▶ [WHAT IS EXPECTED] Gather every line below where "distance" appears.

▶ [EXERCISE MATERIALS]
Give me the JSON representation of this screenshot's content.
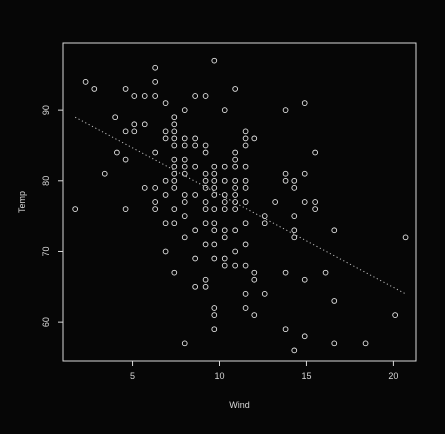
{
  "chart_data": {
    "type": "scatter",
    "title": "",
    "xlabel": "Wind",
    "ylabel": "Temp",
    "xlim": [
      1.0,
      21.3
    ],
    "ylim": [
      54.5,
      99.5
    ],
    "xticks": [
      5,
      10,
      15,
      20
    ],
    "yticks": [
      60,
      70,
      80,
      90
    ],
    "xtick_labels": [
      "5",
      "10",
      "15",
      "20"
    ],
    "ytick_labels": [
      "60",
      "70",
      "80",
      "90"
    ],
    "grid": false,
    "legend": "none",
    "colors": {
      "background": "#060606",
      "axes": "#d8d8d8",
      "points": "#e6e6e6",
      "trend": "#bdbdbd"
    },
    "series": [
      {
        "points": [
          [
            1.7,
            76
          ],
          [
            2.3,
            94
          ],
          [
            2.8,
            93
          ],
          [
            3.4,
            81
          ],
          [
            4.0,
            89
          ],
          [
            4.1,
            84
          ],
          [
            4.6,
            87
          ],
          [
            4.6,
            93
          ],
          [
            4.6,
            76
          ],
          [
            4.6,
            83
          ],
          [
            5.1,
            88
          ],
          [
            5.1,
            87
          ],
          [
            5.1,
            92
          ],
          [
            5.7,
            92
          ],
          [
            5.7,
            88
          ],
          [
            5.7,
            79
          ],
          [
            6.3,
            92
          ],
          [
            6.3,
            94
          ],
          [
            6.3,
            96
          ],
          [
            6.3,
            84
          ],
          [
            6.3,
            79
          ],
          [
            6.3,
            77
          ],
          [
            6.3,
            76
          ],
          [
            6.9,
            91
          ],
          [
            6.9,
            87
          ],
          [
            6.9,
            86
          ],
          [
            6.9,
            80
          ],
          [
            6.9,
            78
          ],
          [
            6.9,
            74
          ],
          [
            6.9,
            70
          ],
          [
            7.4,
            89
          ],
          [
            7.4,
            88
          ],
          [
            7.4,
            87
          ],
          [
            7.4,
            86
          ],
          [
            7.4,
            85
          ],
          [
            7.4,
            83
          ],
          [
            7.4,
            82
          ],
          [
            7.4,
            81
          ],
          [
            7.4,
            80
          ],
          [
            7.4,
            79
          ],
          [
            7.4,
            76
          ],
          [
            7.4,
            74
          ],
          [
            7.4,
            67
          ],
          [
            8.0,
            90
          ],
          [
            8.0,
            86
          ],
          [
            8.0,
            85
          ],
          [
            8.0,
            83
          ],
          [
            8.0,
            82
          ],
          [
            8.0,
            81
          ],
          [
            8.0,
            78
          ],
          [
            8.0,
            77
          ],
          [
            8.0,
            75
          ],
          [
            8.0,
            72
          ],
          [
            8.0,
            57
          ],
          [
            8.6,
            92
          ],
          [
            8.6,
            86
          ],
          [
            8.6,
            85
          ],
          [
            8.6,
            82
          ],
          [
            8.6,
            78
          ],
          [
            8.6,
            73
          ],
          [
            8.6,
            69
          ],
          [
            8.6,
            65
          ],
          [
            9.2,
            92
          ],
          [
            9.2,
            85
          ],
          [
            9.2,
            84
          ],
          [
            9.2,
            81
          ],
          [
            9.2,
            80
          ],
          [
            9.2,
            79
          ],
          [
            9.2,
            77
          ],
          [
            9.2,
            76
          ],
          [
            9.2,
            74
          ],
          [
            9.2,
            71
          ],
          [
            9.2,
            66
          ],
          [
            9.2,
            65
          ],
          [
            9.7,
            97
          ],
          [
            9.7,
            82
          ],
          [
            9.7,
            81
          ],
          [
            9.7,
            80
          ],
          [
            9.7,
            79
          ],
          [
            9.7,
            78
          ],
          [
            9.7,
            76
          ],
          [
            9.7,
            74
          ],
          [
            9.7,
            73
          ],
          [
            9.7,
            71
          ],
          [
            9.7,
            69
          ],
          [
            9.7,
            62
          ],
          [
            9.7,
            61
          ],
          [
            9.7,
            59
          ],
          [
            10.3,
            90
          ],
          [
            10.3,
            82
          ],
          [
            10.3,
            80
          ],
          [
            10.3,
            78
          ],
          [
            10.3,
            77
          ],
          [
            10.3,
            76
          ],
          [
            10.3,
            73
          ],
          [
            10.3,
            72
          ],
          [
            10.3,
            69
          ],
          [
            10.3,
            68
          ],
          [
            10.9,
            93
          ],
          [
            10.9,
            84
          ],
          [
            10.9,
            83
          ],
          [
            10.9,
            82
          ],
          [
            10.9,
            80
          ],
          [
            10.9,
            79
          ],
          [
            10.9,
            78
          ],
          [
            10.9,
            77
          ],
          [
            10.9,
            76
          ],
          [
            10.9,
            73
          ],
          [
            10.9,
            70
          ],
          [
            10.9,
            68
          ],
          [
            11.5,
            87
          ],
          [
            11.5,
            86
          ],
          [
            11.5,
            85
          ],
          [
            11.5,
            82
          ],
          [
            11.5,
            80
          ],
          [
            11.5,
            79
          ],
          [
            11.5,
            77
          ],
          [
            11.5,
            74
          ],
          [
            11.5,
            71
          ],
          [
            11.5,
            68
          ],
          [
            11.5,
            64
          ],
          [
            11.5,
            62
          ],
          [
            12.0,
            86
          ],
          [
            12.0,
            67
          ],
          [
            12.0,
            66
          ],
          [
            12.0,
            61
          ],
          [
            12.6,
            75
          ],
          [
            12.6,
            74
          ],
          [
            12.6,
            64
          ],
          [
            13.2,
            77
          ],
          [
            13.8,
            90
          ],
          [
            13.8,
            81
          ],
          [
            13.8,
            80
          ],
          [
            13.8,
            67
          ],
          [
            13.8,
            59
          ],
          [
            14.3,
            80
          ],
          [
            14.3,
            79
          ],
          [
            14.3,
            75
          ],
          [
            14.3,
            73
          ],
          [
            14.3,
            72
          ],
          [
            14.3,
            56
          ],
          [
            14.9,
            91
          ],
          [
            14.9,
            81
          ],
          [
            14.9,
            77
          ],
          [
            14.9,
            66
          ],
          [
            14.9,
            58
          ],
          [
            15.5,
            84
          ],
          [
            15.5,
            77
          ],
          [
            15.5,
            76
          ],
          [
            16.1,
            67
          ],
          [
            16.6,
            73
          ],
          [
            16.6,
            63
          ],
          [
            16.6,
            57
          ],
          [
            18.4,
            57
          ],
          [
            20.1,
            61
          ],
          [
            20.7,
            72
          ]
        ]
      }
    ],
    "trend_line": {
      "x": [
        1.7,
        20.7
      ],
      "y": [
        89.0,
        64.0
      ]
    }
  }
}
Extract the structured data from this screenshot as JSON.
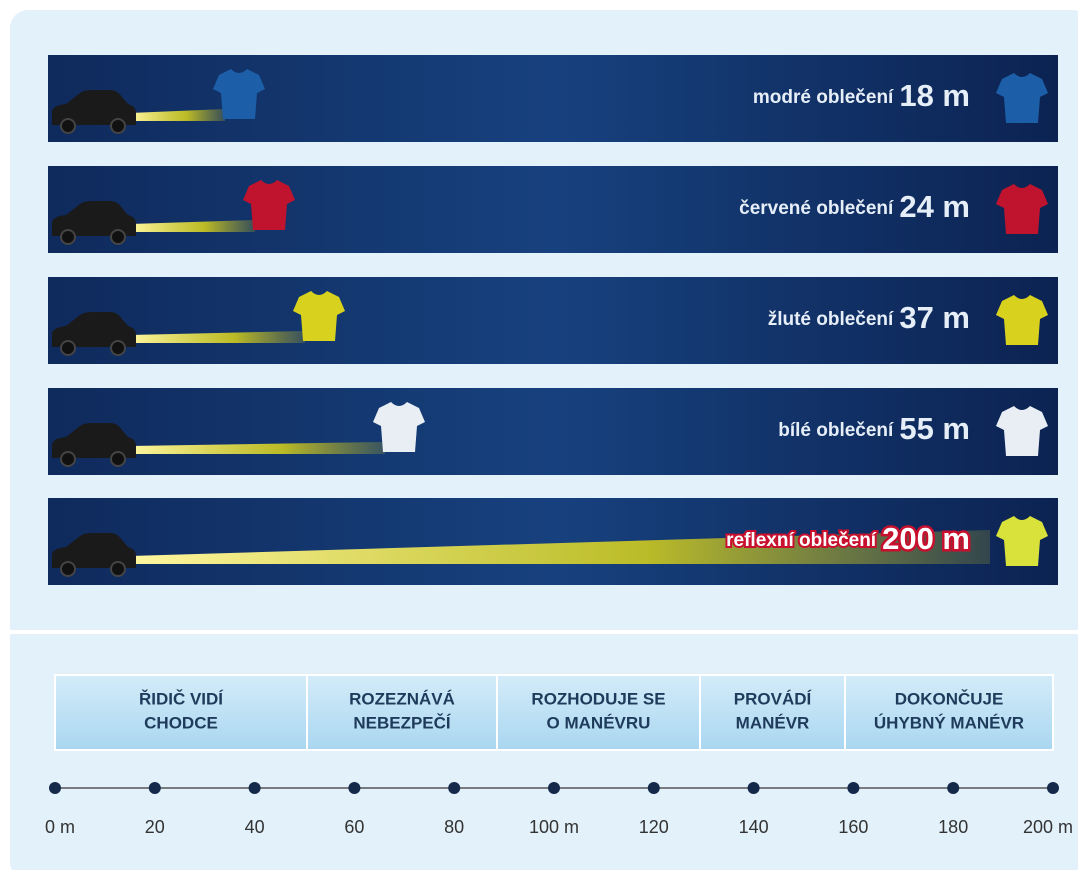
{
  "rows": [
    {
      "label": "modré oblečení",
      "distance": "18 m"
    },
    {
      "label": "červené oblečení",
      "distance": "24 m"
    },
    {
      "label": "žluté oblečení",
      "distance": "37 m"
    },
    {
      "label": "bílé oblečení",
      "distance": "55 m"
    },
    {
      "label": "reflexní oblečení",
      "distance": "200 m"
    }
  ],
  "phases": [
    [
      "ŘIDIČ VIDÍ",
      "CHODCE"
    ],
    [
      "ROZEZNÁVÁ",
      "NEBEZPEČÍ"
    ],
    [
      "ROZHODUJE SE",
      "O MANÉVRU"
    ],
    [
      "PROVÁDÍ",
      "MANÉVR"
    ],
    [
      "DOKONČUJE",
      "ÚHYBNÝ MANÉVR"
    ]
  ],
  "axis": [
    "0 m",
    "20",
    "40",
    "60",
    "80",
    "100 m",
    "120",
    "140",
    "160",
    "180",
    "200 m"
  ]
}
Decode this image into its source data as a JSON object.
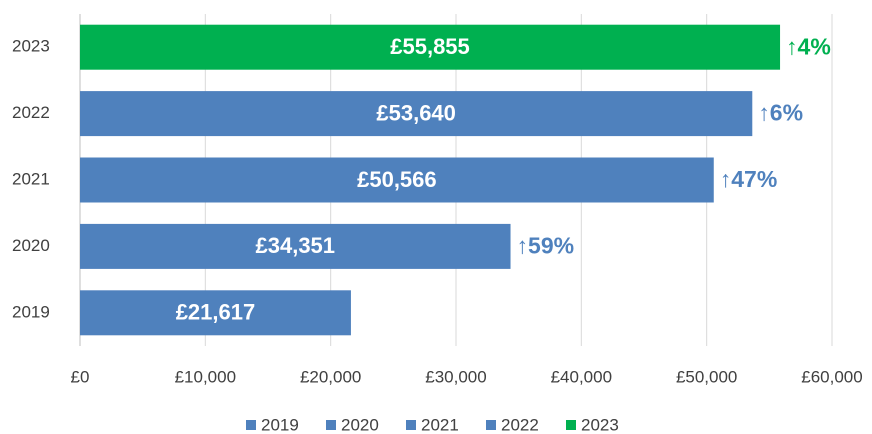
{
  "chart_data": {
    "type": "bar",
    "orientation": "horizontal",
    "categories": [
      "2019",
      "2020",
      "2021",
      "2022",
      "2023"
    ],
    "values": [
      21617,
      34351,
      50566,
      53640,
      55855
    ],
    "value_labels": [
      "£21,617",
      "£34,351",
      "£50,566",
      "£53,640",
      "£55,855"
    ],
    "colors": [
      "#4f81bd",
      "#4f81bd",
      "#4f81bd",
      "#4f81bd",
      "#00b050"
    ],
    "annotations": [
      {
        "category": "2020",
        "text": "↑59%"
      },
      {
        "category": "2021",
        "text": "↑47%"
      },
      {
        "category": "2022",
        "text": "↑6%"
      },
      {
        "category": "2023",
        "text": "↑4%"
      }
    ],
    "xlim": [
      0,
      60000
    ],
    "xticks": [
      {
        "value": 0,
        "label": "£0"
      },
      {
        "value": 10000,
        "label": "£10,000"
      },
      {
        "value": 20000,
        "label": "£20,000"
      },
      {
        "value": 30000,
        "label": "£30,000"
      },
      {
        "value": 40000,
        "label": "£40,000"
      },
      {
        "value": 50000,
        "label": "£50,000"
      },
      {
        "value": 60000,
        "label": "£60,000"
      }
    ],
    "grid": true,
    "legend": "bottom"
  }
}
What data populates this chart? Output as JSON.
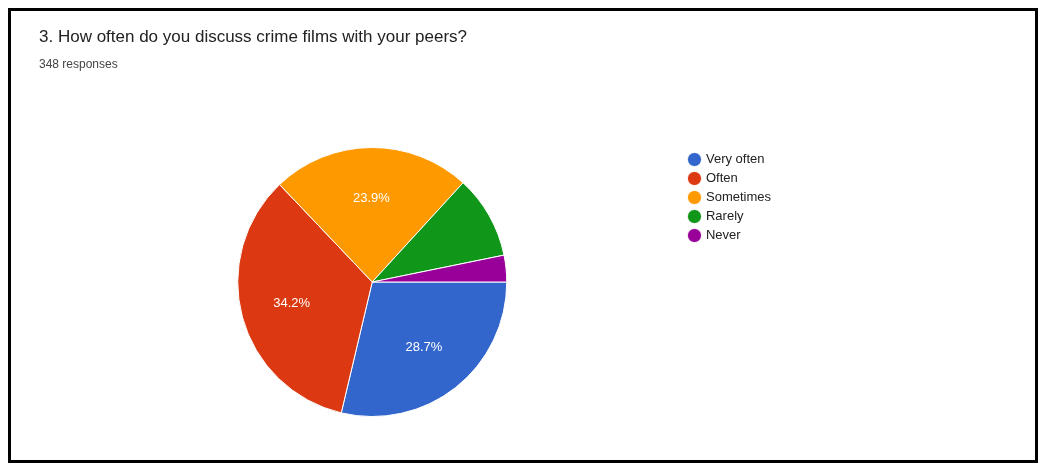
{
  "chart_data": {
    "type": "pie",
    "title": "3. How often do you discuss crime films with your peers?",
    "subtitle": "348 responses",
    "categories": [
      "Very often",
      "Often",
      "Sometimes",
      "Rarely",
      "Never"
    ],
    "values": [
      28.7,
      34.2,
      23.9,
      10.0,
      3.2
    ],
    "value_labels": [
      "28.7%",
      "34.2%",
      "23.9%",
      null,
      null
    ],
    "colors": [
      "#3366cc",
      "#dc3912",
      "#ff9900",
      "#109618",
      "#990099"
    ],
    "legend": "right"
  }
}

▶ [TASK ANSWER]
      "distance": "18 m"
      "distance": "24 m"
      "distance": "37 m"
      "distance": "55 m"
      "distance": "200 m"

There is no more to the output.